Task requirements »
a) Decide whether each statement below agrees with the passage on the auction sale, answering yes or no and quoting the words of the passage that settle it: (i) the auctioneer signed a written memorandum of the contract as soon as the property was knocked down to the purchaser; (ii) the advertisement of the sale was signed by the trustee alone; (iii) the counsel Lipscombe employed advised him to take the lot.
b) Write the next part of the passage on the auction sale, picking up after its final sentence.

Text to read »

★ ★ ★ ★ ★

If, therefore, the alleged inability of the vendors to make good title had been the only objection to a decree for specific performance, we should have been of opinion that the court erród in dismissing the bill. But there was another ground of defence relied on by the purchaser. The sale was by public auction, after advertisement, written or printed, signed by the wife, her husband, and her trustee. As soon as the property was knocked down to the purchaser, the auctioneer made a memorandum in writing of the contract and signed it. Lipscombe (the purchaser) in his answer to the bill, avers that at. the time of the sale and before the auction commenced, it was announced by the auctioneer “ that if any person should purchase any one of the lots [offered], he should have the right to examine the title to the same, and if he was not satisfied with the title he would not be required to take said lot and comply with the terms of the sale; that, relying upon this public announcement,” he made the purchase; that soon after the sale he employed counsel to examine the title; that the counsel made the examination and reported to him that he could not recommend to him to take the lot; and because of this advice of counsel, he was unwilling and refused to complete the purchase, and insists that he cannot be compelled to do so.

★ ★ ★ ★ ★

Data extract »
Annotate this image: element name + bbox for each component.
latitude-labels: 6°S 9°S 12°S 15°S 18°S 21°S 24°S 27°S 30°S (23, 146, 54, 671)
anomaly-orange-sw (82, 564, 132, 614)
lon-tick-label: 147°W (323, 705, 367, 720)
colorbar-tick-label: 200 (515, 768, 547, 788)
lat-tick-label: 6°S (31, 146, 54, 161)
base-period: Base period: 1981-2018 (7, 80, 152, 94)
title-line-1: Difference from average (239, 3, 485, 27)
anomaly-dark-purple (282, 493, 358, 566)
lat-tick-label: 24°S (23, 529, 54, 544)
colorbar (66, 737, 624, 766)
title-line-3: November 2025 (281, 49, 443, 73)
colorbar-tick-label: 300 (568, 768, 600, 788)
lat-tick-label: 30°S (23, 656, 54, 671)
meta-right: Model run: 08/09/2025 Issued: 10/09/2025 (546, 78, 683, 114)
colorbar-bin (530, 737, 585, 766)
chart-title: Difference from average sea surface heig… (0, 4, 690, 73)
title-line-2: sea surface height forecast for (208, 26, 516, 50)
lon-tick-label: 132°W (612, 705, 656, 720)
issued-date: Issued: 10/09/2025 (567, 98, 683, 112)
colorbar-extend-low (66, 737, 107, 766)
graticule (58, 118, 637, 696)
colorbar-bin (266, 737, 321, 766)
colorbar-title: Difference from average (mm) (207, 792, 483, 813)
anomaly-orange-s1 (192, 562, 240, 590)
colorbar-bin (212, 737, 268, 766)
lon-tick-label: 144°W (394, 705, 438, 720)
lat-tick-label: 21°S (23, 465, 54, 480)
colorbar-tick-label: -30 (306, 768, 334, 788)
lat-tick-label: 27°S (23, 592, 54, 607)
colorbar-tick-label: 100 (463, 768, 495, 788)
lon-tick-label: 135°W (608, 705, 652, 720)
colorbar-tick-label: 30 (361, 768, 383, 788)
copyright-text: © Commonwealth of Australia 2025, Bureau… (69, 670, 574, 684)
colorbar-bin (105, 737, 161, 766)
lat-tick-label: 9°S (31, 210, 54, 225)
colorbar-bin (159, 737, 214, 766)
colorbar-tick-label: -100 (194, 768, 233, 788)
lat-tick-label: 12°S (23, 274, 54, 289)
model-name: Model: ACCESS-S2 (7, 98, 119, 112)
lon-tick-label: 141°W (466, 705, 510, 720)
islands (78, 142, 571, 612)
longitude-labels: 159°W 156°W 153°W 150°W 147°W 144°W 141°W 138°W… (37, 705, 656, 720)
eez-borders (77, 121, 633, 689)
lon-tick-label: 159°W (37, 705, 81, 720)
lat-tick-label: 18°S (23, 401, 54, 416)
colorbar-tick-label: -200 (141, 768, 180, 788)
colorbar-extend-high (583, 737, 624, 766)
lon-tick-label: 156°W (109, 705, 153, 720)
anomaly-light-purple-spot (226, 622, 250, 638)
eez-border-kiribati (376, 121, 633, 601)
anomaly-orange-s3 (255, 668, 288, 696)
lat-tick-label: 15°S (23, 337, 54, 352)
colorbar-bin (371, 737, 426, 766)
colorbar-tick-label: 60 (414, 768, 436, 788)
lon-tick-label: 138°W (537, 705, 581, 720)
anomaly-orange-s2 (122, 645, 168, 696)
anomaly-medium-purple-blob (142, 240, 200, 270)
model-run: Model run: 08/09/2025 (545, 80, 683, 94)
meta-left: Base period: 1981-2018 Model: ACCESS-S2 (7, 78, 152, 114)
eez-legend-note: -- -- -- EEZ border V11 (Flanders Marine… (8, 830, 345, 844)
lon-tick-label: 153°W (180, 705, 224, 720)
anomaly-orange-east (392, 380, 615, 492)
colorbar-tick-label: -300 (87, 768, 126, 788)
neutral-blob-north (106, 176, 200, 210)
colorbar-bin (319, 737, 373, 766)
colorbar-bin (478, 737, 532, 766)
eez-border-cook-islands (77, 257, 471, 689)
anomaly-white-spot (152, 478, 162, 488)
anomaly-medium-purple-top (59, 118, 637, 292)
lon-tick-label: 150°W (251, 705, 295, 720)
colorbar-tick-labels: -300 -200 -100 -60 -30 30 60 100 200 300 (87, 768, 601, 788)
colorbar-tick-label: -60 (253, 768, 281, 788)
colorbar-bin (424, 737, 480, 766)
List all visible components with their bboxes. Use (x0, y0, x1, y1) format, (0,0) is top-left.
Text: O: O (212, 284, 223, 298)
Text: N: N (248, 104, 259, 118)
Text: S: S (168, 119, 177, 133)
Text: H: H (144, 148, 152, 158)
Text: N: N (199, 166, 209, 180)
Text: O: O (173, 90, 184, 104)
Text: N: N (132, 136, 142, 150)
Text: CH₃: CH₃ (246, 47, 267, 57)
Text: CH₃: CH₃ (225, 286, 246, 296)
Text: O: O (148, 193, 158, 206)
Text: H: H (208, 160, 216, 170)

★ ★ ★ ★ ★

Written responses »
a)
(i) Yes: "As soon as the property was knocked down to the purchaser, the auctioneer made a memorandum in writing of the contract and signed it."
(ii) No: "signed by the wife, her husband, and her trustee."
(iii) No: "reported to him that he could not recommend to him to take the lot"

b)
These averments of the answer are clearly established by the proof. The uncontradicted testimony of the witnesses is full, distinct, and directly to the point. Assuming that the oral evidence by which these facts were established was admissible, we are of opinion that Lipscombe cannot be required, against his will, to complete the purchase. The public announcement by the auctioneer, the agent of the vendors, was an essential term in the offer to sell, and it was accepted as such by the purchaser. It is immaterial that this court now considers that the vendors were and are able to make good title. That is not the question. The contract left it to the purchaser to determine for himself the matter of title. If, on examination, he was not in good faith satisfied with the title, he was not to be bound. The bargain was at end. His counsel made the examination and advised against the title, and acting on that advice he declined the purchase, and the court below, in the reasons given for its decree, in effect sanctions the advice given.

In Williams v. Edwards, 2 Sim. 78, one of the terms of the agreement was that the contract should be void if the purchaser’s counsel should be of opinion that a marketable title could not be made by a certain time. The counsel being of that opinion, a bill by the purchaser for a specific performance, with a compensation, was dismissed with costs. Speaking of this term of the agreement, the vice-chancellor said: “ There appears to be nothing unreasonable in that. There might be circumstances which might make it very proper for both parties to insert that term; and, as it was the contract of both parties, this court can not make a new contract for them. The parties themselves have stipulated that, in a given event, the agreement should be void.”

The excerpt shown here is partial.